═════ STUDY TEXT

Closed
Description
Describe the bug
Clustering by KMeans does not weight the input data.
Steps/Code to Reproduce
import numpy as np
from sklearn.cluster import KMeans
x = np.array([1, 1, 5, 5, 100, 100])
w = 10**np.array([8.,8,8,8,-8,-8]) # large weights for 1 and 5, small weights for 100
x=x.reshape(-1,1)# reshape to a 2-dimensional array requested for KMeans
centers_with_weight = KMeans(n_clusters=2, random_state=0,n_init=10).fit(x,sample_weight=w).cluster_centers_
centers_no_weight = KMeans(n_clusters=2, random_state=0,n_init=10).fit(x).cluster_centers_
Expected Results
centers_with_weight=[[1.],[5.]]
centers_no_weight=[[100.],[3.]]
Actual Results
centers_with_weight=[[100.],[3.]]
centers_no_weight=[[100.],[3.]]
Versions
System:
python: 3.10.4 (tags/v3.10.4:9d38120, Mar 23 2022, 23:13:41) [MSC v.1929 64 bit (AMD64)]
executable: E:\WPy64-31040\python-3.10.4.amd64\python.exe
machine: Windows-10-10.0.19045-SP0
Python dependencies:
sklearn: 1.2.1
pip: 22.3.1
setuptools: 62.1.0
numpy: 1.23.3
scipy: 1.8.1
Cython: 0.29.28
pandas: 1.4.2
matplotlib: 3.5.1
joblib: 1.2.0
threadpoolctl: 3.1.0
Built with OpenMP: True
threadpoolctl info:
user_api: blas
internal_api: openblas
prefix: libopenblas
filepath: E:\WPy64-31040\python-3.10.4.amd64\Lib\site-packages\numpy\.libs\libopenblas.FB5AE2TYXYH2IJRDKGDGQ3XBKLKTF43H.gfortran-win_amd64.dll
version: 0.3.20
threading_layer: pthreads
architecture: Haswell
num_threads: 12
user_api: blas
internal_api: openblas
prefix: libopenblas
filepath: E:\WPy64-31040\python-3.10.4.amd64\Lib\site-packages\scipy\.libs\libopenblas.XWYDX2IKJW2NMTWSFYNGFUWKQU3LYTCZ.gfortran-win_amd64.dll
version: 0.3.17
threading_layer: pthreads
architecture: Haswell
num_threads: 12
user_api: openmp
internal_api: openmp
prefix: vcomp
filepath: E:\WPy64-31040\python-3.10.4.amd64\Lib\site-packages\sklearn\.libs\vcomp140.dll
version: None
num_threads: 12

══════════
═════ DATASET EXCERPTS

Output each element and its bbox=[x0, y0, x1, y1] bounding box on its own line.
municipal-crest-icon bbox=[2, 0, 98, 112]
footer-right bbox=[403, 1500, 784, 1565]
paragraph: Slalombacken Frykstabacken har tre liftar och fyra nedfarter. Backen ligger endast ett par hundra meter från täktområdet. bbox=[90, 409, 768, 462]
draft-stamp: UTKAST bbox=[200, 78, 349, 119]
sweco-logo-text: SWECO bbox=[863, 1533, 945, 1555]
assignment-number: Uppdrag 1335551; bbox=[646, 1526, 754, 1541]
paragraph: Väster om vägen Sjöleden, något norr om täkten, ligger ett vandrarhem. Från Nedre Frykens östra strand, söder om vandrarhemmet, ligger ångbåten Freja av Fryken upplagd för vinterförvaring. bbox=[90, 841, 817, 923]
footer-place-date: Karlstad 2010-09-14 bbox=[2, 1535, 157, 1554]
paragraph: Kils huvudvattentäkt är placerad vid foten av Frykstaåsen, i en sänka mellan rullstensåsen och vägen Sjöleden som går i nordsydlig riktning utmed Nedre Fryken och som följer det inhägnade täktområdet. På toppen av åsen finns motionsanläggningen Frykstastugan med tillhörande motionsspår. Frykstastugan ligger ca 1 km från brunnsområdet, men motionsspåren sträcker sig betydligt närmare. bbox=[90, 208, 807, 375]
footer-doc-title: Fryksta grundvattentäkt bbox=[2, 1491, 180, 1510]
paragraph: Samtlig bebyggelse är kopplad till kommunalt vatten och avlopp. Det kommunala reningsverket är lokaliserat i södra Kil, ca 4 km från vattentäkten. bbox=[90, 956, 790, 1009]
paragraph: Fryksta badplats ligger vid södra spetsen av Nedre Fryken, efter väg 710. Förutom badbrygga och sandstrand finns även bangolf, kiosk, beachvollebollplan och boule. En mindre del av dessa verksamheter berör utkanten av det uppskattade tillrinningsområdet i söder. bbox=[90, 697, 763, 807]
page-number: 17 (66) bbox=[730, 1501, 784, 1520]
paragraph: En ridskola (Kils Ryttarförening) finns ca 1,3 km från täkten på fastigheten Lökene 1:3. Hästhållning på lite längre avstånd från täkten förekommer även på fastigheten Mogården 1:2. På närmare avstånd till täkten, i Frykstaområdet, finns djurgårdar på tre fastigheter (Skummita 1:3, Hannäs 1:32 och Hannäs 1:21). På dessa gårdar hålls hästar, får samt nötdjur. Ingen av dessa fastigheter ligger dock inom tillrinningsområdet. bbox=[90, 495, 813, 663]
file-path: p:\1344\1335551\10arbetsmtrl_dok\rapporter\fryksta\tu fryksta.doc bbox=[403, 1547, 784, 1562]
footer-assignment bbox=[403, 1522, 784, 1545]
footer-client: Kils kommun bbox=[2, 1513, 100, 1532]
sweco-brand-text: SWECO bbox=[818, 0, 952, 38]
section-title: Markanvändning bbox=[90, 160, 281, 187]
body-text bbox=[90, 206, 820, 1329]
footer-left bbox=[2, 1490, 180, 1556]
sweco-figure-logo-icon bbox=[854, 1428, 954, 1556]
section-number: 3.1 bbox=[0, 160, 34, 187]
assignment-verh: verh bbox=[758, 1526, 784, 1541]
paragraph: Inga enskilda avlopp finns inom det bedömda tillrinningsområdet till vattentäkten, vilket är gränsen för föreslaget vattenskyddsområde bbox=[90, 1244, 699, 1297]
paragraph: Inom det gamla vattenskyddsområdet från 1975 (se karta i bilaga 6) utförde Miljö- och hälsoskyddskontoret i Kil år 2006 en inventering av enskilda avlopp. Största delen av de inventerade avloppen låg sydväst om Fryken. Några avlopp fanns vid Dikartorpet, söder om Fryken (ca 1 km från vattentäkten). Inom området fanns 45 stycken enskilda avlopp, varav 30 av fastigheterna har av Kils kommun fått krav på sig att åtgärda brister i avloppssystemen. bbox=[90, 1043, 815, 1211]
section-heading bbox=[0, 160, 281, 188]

══════════

**ABOUT THIS EXERCISE:** In the KMeans bug report, what cluster centers are expected when the sample weights are applied?

**ANSWER SECTION:** The expected centers are [[1.],[5.]].